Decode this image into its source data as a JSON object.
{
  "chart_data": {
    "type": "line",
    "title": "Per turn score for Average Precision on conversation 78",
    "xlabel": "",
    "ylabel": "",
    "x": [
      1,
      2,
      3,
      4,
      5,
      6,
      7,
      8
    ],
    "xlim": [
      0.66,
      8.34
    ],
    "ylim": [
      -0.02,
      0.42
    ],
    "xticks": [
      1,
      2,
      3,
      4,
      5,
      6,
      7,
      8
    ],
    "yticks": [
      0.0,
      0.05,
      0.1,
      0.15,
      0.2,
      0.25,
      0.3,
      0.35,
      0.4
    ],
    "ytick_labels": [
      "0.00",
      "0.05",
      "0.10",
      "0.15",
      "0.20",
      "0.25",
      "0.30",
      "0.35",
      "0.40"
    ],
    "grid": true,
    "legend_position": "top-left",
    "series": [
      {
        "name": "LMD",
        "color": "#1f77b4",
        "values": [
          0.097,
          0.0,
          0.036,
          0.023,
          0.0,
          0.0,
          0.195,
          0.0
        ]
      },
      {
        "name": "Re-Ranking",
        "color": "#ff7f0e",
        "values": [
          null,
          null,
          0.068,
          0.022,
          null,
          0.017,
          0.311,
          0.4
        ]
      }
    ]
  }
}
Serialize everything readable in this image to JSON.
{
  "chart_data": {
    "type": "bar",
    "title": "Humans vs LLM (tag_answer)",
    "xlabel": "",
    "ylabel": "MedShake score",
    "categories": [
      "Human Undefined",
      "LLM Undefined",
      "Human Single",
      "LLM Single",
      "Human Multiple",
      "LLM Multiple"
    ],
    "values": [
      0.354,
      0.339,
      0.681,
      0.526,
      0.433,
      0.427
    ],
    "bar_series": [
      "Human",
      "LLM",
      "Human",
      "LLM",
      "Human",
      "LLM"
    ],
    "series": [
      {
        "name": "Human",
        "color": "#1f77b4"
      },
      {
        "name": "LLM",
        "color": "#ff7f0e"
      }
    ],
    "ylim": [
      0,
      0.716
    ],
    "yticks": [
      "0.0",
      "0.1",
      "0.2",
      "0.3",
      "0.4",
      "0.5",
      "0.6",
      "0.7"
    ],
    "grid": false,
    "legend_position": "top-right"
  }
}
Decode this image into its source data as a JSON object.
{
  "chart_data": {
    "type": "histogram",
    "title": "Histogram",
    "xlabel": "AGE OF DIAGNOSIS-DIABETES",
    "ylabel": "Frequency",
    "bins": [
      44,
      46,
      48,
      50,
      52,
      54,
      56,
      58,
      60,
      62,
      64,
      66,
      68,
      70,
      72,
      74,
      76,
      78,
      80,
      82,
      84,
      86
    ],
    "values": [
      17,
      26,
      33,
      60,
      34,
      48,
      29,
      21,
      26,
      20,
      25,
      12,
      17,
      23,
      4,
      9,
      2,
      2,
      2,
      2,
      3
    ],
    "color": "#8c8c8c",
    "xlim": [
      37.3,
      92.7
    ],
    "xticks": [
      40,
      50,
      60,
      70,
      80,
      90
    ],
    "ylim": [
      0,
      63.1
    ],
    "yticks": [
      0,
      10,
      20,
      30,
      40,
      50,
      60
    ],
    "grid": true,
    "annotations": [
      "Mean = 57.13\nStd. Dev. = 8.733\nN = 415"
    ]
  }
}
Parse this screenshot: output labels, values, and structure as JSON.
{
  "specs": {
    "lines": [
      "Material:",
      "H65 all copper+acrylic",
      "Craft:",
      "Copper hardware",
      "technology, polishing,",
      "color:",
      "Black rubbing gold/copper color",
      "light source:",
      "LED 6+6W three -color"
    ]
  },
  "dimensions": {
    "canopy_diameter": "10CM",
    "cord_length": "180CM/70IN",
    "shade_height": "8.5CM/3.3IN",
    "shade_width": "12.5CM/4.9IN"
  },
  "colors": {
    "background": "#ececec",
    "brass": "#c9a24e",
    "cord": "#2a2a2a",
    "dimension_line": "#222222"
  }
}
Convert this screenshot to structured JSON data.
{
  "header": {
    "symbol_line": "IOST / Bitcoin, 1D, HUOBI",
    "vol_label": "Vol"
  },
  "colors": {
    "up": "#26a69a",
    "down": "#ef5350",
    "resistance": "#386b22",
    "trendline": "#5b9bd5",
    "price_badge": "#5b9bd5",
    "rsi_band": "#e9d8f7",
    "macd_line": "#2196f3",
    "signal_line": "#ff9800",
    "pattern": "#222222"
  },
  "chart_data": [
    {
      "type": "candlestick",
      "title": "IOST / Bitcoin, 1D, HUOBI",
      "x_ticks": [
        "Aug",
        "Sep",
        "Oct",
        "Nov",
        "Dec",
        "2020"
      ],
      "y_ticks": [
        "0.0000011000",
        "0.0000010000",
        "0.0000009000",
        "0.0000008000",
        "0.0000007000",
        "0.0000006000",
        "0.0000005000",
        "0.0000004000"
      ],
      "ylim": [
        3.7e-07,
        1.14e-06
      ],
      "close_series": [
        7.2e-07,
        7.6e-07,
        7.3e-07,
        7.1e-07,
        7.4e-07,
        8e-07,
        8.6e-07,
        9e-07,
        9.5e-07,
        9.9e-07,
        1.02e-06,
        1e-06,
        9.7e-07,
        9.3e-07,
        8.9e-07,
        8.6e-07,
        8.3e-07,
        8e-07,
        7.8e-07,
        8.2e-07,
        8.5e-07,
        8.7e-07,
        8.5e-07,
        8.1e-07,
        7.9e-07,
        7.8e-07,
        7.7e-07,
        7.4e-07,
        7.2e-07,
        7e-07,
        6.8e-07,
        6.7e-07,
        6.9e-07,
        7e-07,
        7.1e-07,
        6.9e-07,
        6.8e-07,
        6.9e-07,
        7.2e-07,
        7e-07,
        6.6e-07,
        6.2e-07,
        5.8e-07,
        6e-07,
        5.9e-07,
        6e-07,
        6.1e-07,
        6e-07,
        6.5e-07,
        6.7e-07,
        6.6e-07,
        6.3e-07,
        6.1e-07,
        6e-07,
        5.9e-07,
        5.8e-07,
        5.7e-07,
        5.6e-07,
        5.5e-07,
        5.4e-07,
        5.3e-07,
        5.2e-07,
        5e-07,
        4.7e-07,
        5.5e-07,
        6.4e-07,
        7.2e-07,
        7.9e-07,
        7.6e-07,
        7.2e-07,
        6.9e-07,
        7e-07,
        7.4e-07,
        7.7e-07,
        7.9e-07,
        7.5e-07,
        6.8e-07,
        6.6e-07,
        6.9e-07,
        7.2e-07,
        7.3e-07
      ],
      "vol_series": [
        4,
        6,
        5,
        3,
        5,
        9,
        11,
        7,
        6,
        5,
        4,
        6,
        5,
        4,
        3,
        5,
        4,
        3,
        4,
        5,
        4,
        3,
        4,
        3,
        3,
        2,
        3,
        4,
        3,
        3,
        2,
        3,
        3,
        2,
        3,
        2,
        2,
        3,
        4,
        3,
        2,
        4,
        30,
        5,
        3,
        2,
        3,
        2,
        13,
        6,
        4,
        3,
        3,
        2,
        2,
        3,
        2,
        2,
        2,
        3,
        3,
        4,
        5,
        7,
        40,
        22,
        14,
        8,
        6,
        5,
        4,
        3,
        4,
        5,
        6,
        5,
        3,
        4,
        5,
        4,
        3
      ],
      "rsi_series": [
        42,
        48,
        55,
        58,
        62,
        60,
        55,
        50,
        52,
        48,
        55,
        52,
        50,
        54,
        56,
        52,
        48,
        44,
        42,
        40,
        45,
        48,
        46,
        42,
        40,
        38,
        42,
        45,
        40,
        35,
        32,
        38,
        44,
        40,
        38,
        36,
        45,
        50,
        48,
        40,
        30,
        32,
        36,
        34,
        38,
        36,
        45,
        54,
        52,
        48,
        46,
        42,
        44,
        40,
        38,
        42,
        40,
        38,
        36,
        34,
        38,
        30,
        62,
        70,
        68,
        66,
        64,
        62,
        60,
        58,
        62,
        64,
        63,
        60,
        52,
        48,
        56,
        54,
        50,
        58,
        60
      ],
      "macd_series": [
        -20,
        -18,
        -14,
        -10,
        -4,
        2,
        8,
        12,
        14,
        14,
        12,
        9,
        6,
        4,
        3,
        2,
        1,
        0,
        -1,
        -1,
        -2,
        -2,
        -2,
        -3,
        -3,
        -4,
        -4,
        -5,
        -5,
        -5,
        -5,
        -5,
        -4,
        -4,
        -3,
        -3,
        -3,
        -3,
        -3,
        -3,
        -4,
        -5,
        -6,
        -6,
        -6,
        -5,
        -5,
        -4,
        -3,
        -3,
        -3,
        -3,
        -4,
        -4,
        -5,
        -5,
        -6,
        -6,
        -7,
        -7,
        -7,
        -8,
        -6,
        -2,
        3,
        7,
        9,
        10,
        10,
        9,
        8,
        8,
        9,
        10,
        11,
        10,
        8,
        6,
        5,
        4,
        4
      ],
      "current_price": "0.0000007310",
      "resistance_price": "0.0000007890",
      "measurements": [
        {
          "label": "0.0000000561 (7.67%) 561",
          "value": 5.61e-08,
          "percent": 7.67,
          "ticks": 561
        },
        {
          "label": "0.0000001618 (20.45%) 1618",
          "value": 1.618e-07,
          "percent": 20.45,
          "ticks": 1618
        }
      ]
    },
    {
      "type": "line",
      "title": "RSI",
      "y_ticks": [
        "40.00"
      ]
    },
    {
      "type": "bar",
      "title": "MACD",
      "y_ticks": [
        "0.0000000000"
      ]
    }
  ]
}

+ + + + +

# Task objective:
Using the listing, collect all lines in which the string "IOST" is found.

# Answer for this exercise:
    "symbol_line": "IOST / Bitcoin, 1D, HUOBI",
      "title": "IOST / Bitcoin, 1D, HUOBI",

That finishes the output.